■ THE REQUEST: Copy down all of the data underneath, exactly as shown.

■ INFORMATION GIVEN:
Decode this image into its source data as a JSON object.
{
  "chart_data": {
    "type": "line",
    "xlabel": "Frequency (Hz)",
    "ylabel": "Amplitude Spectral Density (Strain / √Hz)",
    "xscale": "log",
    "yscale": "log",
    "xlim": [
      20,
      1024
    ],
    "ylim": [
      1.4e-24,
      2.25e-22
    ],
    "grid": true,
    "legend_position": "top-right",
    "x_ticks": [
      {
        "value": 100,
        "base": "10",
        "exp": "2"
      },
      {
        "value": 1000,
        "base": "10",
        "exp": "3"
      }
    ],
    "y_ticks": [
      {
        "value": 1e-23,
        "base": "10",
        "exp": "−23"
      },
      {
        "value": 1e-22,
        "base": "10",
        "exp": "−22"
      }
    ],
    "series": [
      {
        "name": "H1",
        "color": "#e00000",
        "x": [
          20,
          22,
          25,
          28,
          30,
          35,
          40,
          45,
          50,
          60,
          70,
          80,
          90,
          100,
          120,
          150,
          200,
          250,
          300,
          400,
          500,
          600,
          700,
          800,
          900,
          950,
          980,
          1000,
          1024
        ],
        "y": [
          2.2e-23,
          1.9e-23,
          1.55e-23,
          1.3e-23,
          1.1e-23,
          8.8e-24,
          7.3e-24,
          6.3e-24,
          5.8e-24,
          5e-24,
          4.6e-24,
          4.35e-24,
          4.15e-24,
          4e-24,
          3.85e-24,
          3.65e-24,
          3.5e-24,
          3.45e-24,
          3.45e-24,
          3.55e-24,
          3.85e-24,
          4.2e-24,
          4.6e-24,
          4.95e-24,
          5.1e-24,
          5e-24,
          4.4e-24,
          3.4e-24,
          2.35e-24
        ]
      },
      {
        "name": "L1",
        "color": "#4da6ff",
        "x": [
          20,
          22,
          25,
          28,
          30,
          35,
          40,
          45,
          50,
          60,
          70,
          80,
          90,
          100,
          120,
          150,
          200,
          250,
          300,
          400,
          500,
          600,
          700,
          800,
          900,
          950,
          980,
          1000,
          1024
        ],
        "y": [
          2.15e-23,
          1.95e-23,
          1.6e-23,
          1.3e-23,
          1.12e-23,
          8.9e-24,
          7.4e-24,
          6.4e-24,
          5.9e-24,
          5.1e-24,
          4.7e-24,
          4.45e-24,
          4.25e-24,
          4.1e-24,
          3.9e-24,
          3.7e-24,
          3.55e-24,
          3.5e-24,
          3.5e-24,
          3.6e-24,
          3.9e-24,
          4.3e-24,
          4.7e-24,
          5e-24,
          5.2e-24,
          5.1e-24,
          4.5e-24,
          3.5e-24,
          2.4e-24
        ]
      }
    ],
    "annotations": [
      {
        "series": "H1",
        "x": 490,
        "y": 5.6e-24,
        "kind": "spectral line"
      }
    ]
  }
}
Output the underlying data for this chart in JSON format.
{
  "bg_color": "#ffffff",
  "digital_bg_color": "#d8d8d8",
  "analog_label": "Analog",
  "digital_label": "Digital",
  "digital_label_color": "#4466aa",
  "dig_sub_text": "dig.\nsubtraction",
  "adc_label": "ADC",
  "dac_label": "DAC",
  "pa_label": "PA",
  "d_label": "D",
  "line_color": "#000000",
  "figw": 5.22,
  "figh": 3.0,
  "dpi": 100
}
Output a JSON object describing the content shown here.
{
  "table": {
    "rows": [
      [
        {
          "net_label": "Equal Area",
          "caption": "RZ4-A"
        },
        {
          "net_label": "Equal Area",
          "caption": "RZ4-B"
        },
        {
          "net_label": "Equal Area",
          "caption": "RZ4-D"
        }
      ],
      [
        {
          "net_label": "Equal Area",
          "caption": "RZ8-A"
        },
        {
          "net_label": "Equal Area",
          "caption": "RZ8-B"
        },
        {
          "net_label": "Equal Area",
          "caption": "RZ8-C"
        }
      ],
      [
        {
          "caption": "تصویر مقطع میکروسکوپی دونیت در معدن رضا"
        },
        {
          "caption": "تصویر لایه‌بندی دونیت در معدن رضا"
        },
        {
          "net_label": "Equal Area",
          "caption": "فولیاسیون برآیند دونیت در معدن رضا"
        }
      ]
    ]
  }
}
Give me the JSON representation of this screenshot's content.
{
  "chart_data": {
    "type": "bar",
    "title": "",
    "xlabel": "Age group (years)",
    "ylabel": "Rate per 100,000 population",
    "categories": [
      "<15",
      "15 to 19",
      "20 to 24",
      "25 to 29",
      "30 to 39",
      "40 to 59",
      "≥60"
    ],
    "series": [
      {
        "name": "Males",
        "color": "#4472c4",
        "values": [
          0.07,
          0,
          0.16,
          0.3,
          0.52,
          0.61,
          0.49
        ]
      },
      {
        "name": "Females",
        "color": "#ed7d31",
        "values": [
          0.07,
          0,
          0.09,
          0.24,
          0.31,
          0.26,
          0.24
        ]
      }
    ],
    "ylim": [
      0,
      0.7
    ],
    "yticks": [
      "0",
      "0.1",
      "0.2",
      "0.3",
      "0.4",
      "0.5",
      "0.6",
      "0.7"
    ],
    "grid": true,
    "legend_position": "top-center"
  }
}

■ CORRECT RESULT:
Decode this image into its source data as a JSON object.
{
  "chart_data": {
    "type": "line",
    "xlabel": "Frequency (Hz)",
    "ylabel": "Amplitude Spectral Density (Strain / √Hz)",
    "xscale": "log",
    "yscale": "log",
    "xlim": [
      20,
      1024
    ],
    "ylim": [
      1.4e-24,
      2.25e-22
    ],
    "grid": true,
    "legend_position": "top-right",
    "x_ticks": [
      {
        "value": 100,
        "base": "10",
        "exp": "2"
      },
      {
        "value": 1000,
        "base": "10",
        "exp": "3"
      }
    ],
    "y_ticks": [
      {
        "value": 1e-23,
        "base": "10",
        "exp": "−23"
      },
      {
        "value": 1e-22,
        "base": "10",
        "exp": "−22"
      }
    ],
    "series": [
      {
        "name": "H1",
        "color": "#e00000",
        "x": [
          20,
          22,
          25,
          28,
          30,
          35,
          40,
          45,
          50,
          60,
          70,
          80,
          90,
          100,
          120,
          150,
          200,
          250,
          300,
          400,
          500,
          600,
          700,
          800,
          900,
          950,
          980,
          1000,
          1024
        ],
        "y": [
          2.2e-23,
          1.9e-23,
          1.55e-23,
          1.3e-23,
          1.1e-23,
          8.8e-24,
          7.3e-24,
          6.3e-24,
          5.8e-24,
          5e-24,
          4.6e-24,
          4.35e-24,
          4.15e-24,
          4e-24,
          3.85e-24,
          3.65e-24,
          3.5e-24,
          3.45e-24,
          3.45e-24,
          3.55e-24,
          3.85e-24,
          4.2e-24,
          4.6e-24,
          4.95e-24,
          5.1e-24,
          5e-24,
          4.4e-24,
          3.4e-24,
          2.35e-24
        ]
      },
      {
        "name": "L1",
        "color": "#4da6ff",
        "x": [
          20,
          22,
          25,
          28,
          30,
          35,
          40,
          45,
          50,
          60,
          70,
          80,
          90,
          100,
          120,
          150,
          200,
          250,
          300,
          400,
          500,
          600,
          700,
          800,
          900,
          950,
          980,
          1000,
          1024
        ],
        "y": [
          2.15e-23,
          1.95e-23,
          1.6e-23,
          1.3e-23,
          1.12e-23,
          8.9e-24,
          7.4e-24,
          6.4e-24,
          5.9e-24,
          5.1e-24,
          4.7e-24,
          4.45e-24,
          4.25e-24,
          4.1e-24,
          3.9e-24,
          3.7e-24,
          3.55e-24,
          3.5e-24,
          3.5e-24,
          3.6e-24,
          3.9e-24,
          4.3e-24,
          4.7e-24,
          5e-24,
          5.2e-24,
          5.1e-24,
          4.5e-24,
          3.5e-24,
          2.4e-24
        ]
      }
    ],
    "annotations": [
      {
        "series": "H1",
        "x": 490,
        "y": 5.6e-24,
        "kind": "spectral line"
      }
    ]
  }
}
Output the underlying data for this chart in JSON format.
{
  "bg_color": "#ffffff",
  "digital_bg_color": "#d8d8d8",
  "analog_label": "Analog",
  "digital_label": "Digital",
  "digital_label_color": "#4466aa",
  "dig_sub_text": "dig.\nsubtraction",
  "adc_label": "ADC",
  "dac_label": "DAC",
  "pa_label": "PA",
  "d_label": "D",
  "line_color": "#000000",
  "figw": 5.22,
  "figh": 3.0,
  "dpi": 100
}
Output a JSON object describing the content shown here.
{
  "table": {
    "rows": [
      [
        {
          "net_label": "Equal Area",
          "caption": "RZ4-A"
        },
        {
          "net_label": "Equal Area",
          "caption": "RZ4-B"
        },
        {
          "net_label": "Equal Area",
          "caption": "RZ4-D"
        }
      ],
      [
        {
          "net_label": "Equal Area",
          "caption": "RZ8-A"
        },
        {
          "net_label": "Equal Area",
          "caption": "RZ8-B"
        },
        {
          "net_label": "Equal Area",
          "caption": "RZ8-C"
        }
      ],
      [
        {
          "caption": "تصویر مقطع میکروسکوپی دونیت در معدن رضا"
        },
        {
          "caption": "تصویر لایه‌بندی دونیت در معدن رضا"
        },
        {
          "net_label": "Equal Area",
          "caption": "فولیاسیون برآیند دونیت در معدن رضا"
        }
      ]
    ]
  }
}
Give me the JSON representation of this screenshot's content.
{
  "chart_data": {
    "type": "bar",
    "title": "",
    "xlabel": "Age group (years)",
    "ylabel": "Rate per 100,000 population",
    "categories": [
      "<15",
      "15 to 19",
      "20 to 24",
      "25 to 29",
      "30 to 39",
      "40 to 59",
      "≥60"
    ],
    "series": [
      {
        "name": "Males",
        "color": "#4472c4",
        "values": [
          0.07,
          0,
          0.16,
          0.3,
          0.52,
          0.61,
          0.49
        ]
      },
      {
        "name": "Females",
        "color": "#ed7d31",
        "values": [
          0.07,
          0,
          0.09,
          0.24,
          0.31,
          0.26,
          0.24
        ]
      }
    ],
    "ylim": [
      0,
      0.7
    ],
    "yticks": [
      "0",
      "0.1",
      "0.2",
      "0.3",
      "0.4",
      "0.5",
      "0.6",
      "0.7"
    ],
    "grid": true,
    "legend_position": "top-center"
  }
}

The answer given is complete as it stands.